**WHAT YOU SHOULD DO**
Read the records below and copy each line that contains "Декларация".
----------
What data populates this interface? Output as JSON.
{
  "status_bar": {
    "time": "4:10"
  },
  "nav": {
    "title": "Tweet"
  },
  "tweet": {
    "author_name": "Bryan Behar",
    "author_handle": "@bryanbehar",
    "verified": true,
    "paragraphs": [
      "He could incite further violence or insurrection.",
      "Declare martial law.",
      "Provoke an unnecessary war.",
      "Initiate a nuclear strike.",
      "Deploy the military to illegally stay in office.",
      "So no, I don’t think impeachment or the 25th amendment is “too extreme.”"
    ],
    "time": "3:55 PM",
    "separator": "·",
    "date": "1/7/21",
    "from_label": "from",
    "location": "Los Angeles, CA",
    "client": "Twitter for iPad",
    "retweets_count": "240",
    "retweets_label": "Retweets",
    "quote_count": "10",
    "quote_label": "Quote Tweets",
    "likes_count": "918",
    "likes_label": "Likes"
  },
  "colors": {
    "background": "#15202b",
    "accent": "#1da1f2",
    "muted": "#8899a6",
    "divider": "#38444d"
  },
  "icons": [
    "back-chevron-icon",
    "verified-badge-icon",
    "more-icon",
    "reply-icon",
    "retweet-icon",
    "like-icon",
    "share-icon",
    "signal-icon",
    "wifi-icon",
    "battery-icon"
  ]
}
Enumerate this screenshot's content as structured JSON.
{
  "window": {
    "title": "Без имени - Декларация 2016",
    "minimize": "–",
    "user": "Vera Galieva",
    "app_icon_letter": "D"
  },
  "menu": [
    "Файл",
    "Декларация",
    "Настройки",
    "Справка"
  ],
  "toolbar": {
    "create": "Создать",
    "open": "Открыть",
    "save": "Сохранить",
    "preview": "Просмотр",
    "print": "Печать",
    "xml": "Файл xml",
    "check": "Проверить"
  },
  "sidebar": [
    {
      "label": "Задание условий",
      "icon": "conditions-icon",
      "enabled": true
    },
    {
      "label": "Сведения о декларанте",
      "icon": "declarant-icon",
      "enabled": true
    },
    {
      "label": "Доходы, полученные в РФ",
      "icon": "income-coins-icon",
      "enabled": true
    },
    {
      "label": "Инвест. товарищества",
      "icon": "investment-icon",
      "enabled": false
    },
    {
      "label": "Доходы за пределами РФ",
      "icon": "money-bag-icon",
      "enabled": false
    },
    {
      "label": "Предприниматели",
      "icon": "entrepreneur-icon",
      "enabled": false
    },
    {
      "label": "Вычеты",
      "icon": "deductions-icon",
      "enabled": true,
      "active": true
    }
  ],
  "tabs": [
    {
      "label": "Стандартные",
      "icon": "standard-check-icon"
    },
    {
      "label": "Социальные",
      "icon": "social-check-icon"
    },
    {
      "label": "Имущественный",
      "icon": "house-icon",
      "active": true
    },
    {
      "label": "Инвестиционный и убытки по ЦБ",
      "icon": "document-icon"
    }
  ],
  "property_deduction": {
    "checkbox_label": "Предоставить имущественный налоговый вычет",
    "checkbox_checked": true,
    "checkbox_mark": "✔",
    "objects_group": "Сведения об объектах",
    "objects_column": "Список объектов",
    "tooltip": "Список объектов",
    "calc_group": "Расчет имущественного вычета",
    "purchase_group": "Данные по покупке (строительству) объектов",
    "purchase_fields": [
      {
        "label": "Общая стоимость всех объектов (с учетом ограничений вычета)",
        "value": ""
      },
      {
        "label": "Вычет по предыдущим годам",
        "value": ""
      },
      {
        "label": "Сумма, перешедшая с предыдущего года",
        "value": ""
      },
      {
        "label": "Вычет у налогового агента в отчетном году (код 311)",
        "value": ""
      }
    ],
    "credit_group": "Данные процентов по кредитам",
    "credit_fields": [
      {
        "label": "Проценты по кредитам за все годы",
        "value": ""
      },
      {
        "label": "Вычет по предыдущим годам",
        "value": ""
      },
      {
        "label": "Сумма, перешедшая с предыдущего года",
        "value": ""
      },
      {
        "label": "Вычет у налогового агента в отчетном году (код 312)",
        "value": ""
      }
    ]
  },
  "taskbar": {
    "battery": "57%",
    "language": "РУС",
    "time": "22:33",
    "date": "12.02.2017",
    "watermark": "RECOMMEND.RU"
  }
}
----------
**FULL SOLUTION**
    "title": "Без имени - Декларация 2016",
    "Декларация",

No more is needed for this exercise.